SHORT TASK:
Go through the material below and copy each line where the word "учебного" appears.

---------- DATA ENTRIES ----------

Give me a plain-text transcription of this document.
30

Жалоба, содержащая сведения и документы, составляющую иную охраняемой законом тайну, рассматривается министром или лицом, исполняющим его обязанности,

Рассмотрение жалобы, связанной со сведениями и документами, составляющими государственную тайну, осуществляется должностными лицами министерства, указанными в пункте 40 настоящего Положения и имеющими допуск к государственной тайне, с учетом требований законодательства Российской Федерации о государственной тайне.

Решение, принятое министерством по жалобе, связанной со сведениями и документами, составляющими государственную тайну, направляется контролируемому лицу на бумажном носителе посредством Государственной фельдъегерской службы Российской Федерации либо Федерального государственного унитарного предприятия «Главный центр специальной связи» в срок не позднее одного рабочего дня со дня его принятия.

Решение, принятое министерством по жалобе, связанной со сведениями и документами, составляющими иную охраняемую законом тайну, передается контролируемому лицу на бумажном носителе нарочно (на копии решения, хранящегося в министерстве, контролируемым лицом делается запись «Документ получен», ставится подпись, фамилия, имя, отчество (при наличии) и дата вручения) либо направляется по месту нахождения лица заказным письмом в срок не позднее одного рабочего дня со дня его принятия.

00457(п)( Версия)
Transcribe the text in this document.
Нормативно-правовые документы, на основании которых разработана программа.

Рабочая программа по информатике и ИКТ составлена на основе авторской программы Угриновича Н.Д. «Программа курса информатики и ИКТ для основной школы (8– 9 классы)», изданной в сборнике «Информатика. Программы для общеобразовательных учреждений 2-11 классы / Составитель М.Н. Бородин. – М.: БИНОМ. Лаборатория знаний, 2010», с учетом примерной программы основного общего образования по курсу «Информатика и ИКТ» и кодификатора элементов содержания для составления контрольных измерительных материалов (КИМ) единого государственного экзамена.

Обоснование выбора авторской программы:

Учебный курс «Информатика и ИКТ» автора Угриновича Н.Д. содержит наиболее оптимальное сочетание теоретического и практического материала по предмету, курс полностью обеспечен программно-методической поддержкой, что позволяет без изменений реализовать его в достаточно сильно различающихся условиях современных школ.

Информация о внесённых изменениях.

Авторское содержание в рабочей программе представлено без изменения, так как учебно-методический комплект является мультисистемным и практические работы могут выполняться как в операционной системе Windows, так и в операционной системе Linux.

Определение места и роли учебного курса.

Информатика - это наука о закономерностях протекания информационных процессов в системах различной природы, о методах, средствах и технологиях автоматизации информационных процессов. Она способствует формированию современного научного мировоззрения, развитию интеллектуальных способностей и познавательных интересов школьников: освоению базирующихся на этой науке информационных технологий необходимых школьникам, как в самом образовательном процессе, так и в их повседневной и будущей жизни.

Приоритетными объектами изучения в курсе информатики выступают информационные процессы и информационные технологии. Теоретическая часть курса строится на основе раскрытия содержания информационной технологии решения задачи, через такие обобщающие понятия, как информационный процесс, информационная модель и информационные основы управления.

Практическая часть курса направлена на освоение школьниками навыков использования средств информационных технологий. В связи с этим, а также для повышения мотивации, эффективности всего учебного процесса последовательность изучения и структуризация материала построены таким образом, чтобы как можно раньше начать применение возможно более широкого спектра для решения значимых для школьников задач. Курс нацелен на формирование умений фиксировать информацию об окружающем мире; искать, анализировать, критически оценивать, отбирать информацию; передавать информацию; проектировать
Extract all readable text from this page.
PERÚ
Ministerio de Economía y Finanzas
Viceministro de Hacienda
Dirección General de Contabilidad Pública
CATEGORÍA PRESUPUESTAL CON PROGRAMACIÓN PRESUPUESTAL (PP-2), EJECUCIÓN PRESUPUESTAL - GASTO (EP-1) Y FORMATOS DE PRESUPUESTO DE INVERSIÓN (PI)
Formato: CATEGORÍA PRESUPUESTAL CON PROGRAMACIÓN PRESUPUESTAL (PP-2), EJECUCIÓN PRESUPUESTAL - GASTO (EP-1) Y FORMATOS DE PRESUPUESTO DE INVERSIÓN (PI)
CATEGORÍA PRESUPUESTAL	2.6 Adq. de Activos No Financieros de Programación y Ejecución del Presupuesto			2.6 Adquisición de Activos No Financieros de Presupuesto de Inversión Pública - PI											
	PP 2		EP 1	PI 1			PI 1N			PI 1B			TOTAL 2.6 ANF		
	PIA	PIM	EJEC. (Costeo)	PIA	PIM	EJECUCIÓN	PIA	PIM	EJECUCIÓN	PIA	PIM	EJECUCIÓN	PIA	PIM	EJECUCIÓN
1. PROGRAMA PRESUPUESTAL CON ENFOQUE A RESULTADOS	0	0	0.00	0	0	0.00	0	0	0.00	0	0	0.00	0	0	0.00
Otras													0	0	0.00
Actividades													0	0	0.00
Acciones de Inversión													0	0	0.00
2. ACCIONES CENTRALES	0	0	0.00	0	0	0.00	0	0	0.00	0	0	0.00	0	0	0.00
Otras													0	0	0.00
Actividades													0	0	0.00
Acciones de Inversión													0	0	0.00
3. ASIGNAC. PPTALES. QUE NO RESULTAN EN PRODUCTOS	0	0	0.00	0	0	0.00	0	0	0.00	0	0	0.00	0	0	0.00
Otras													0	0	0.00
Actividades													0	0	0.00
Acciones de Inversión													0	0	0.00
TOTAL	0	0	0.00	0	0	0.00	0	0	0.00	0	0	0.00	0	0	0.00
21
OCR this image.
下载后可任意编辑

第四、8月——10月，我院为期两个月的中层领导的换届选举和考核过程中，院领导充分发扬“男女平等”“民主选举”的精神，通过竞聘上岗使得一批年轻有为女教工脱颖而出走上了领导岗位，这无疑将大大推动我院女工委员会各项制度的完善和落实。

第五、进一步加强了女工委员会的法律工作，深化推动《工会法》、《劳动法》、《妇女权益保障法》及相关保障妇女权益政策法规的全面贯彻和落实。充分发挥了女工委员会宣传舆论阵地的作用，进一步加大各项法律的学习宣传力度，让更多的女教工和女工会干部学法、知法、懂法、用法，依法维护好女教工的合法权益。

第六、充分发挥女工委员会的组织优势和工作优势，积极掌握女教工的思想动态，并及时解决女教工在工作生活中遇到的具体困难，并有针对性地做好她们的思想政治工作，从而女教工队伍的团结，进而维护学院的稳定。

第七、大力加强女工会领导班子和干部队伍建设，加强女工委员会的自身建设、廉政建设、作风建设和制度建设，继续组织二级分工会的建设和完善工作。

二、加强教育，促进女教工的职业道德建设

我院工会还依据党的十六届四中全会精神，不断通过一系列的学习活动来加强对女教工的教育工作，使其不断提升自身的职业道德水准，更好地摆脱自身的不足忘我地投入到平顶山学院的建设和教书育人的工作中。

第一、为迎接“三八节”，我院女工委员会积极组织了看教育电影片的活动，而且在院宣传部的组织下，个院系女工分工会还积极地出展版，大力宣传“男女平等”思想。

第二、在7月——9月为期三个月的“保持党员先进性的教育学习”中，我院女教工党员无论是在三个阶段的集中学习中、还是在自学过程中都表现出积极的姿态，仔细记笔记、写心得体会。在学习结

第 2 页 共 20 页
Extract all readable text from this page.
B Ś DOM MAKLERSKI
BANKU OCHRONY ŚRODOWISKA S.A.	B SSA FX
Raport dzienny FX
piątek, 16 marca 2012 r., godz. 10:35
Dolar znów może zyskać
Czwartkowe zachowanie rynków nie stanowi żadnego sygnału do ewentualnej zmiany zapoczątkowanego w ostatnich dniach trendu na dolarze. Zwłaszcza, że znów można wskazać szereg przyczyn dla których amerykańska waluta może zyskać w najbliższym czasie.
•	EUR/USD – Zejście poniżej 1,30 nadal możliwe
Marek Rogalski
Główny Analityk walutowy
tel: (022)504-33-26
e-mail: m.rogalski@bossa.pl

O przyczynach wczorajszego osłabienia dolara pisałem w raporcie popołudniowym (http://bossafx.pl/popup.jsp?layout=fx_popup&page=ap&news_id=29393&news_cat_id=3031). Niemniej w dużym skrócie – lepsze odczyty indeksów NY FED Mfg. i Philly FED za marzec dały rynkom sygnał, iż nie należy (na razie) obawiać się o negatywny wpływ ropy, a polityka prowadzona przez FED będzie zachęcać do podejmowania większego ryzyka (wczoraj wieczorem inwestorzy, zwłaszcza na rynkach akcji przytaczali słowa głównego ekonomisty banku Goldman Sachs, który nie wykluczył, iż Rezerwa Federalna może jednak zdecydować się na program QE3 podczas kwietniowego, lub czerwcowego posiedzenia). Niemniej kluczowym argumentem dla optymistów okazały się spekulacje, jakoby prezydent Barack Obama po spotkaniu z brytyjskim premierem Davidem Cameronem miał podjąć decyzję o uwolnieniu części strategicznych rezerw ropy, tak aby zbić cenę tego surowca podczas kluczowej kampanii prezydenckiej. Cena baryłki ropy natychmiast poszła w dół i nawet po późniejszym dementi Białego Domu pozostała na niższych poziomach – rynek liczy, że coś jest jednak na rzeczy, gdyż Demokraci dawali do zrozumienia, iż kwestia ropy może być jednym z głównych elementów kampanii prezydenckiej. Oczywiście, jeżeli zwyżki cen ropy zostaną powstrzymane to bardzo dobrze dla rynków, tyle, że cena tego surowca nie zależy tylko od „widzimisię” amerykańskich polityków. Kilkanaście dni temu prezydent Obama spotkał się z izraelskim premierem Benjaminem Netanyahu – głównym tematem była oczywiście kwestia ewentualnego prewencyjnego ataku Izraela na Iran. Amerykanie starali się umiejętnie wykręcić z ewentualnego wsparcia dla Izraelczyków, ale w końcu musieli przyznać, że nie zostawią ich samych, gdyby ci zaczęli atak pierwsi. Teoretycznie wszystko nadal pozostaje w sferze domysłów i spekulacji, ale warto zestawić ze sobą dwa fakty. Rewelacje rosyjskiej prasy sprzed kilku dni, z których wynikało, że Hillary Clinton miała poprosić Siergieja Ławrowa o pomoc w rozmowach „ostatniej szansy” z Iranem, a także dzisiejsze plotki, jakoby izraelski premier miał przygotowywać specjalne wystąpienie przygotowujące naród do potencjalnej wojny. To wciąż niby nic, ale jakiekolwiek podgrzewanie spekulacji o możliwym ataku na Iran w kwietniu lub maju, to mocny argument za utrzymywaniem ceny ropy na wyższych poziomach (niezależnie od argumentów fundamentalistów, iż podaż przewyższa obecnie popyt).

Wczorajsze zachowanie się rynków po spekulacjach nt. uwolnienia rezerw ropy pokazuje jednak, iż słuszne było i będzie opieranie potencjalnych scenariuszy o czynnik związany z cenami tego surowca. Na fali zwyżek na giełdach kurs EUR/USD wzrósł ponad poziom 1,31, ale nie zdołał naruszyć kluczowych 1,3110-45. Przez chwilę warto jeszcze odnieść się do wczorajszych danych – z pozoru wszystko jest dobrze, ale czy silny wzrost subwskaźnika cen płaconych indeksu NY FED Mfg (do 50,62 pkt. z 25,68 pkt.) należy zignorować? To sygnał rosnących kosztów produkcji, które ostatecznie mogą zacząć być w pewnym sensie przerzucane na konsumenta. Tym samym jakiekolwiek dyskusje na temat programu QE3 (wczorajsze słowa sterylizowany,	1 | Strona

----------

SOLUTION:
Определение места и роли учебного курса.
Практическая часть курса направлена на освоение школьниками навыков использования средств информационных технологий. В связи с этим, а также для повышения мотивации, эффективности всего учебного процесса последовательность изучения и структуризация материала построены таким образом, чтобы как можно раньше начать применение возможно более широкого спектра для решения значимых для школьников задач. Курс нацелен на формирование умений фиксировать информацию об окружающем мире; искать, анализировать, критически оценивать, отбирать информацию; передавать информацию; проектировать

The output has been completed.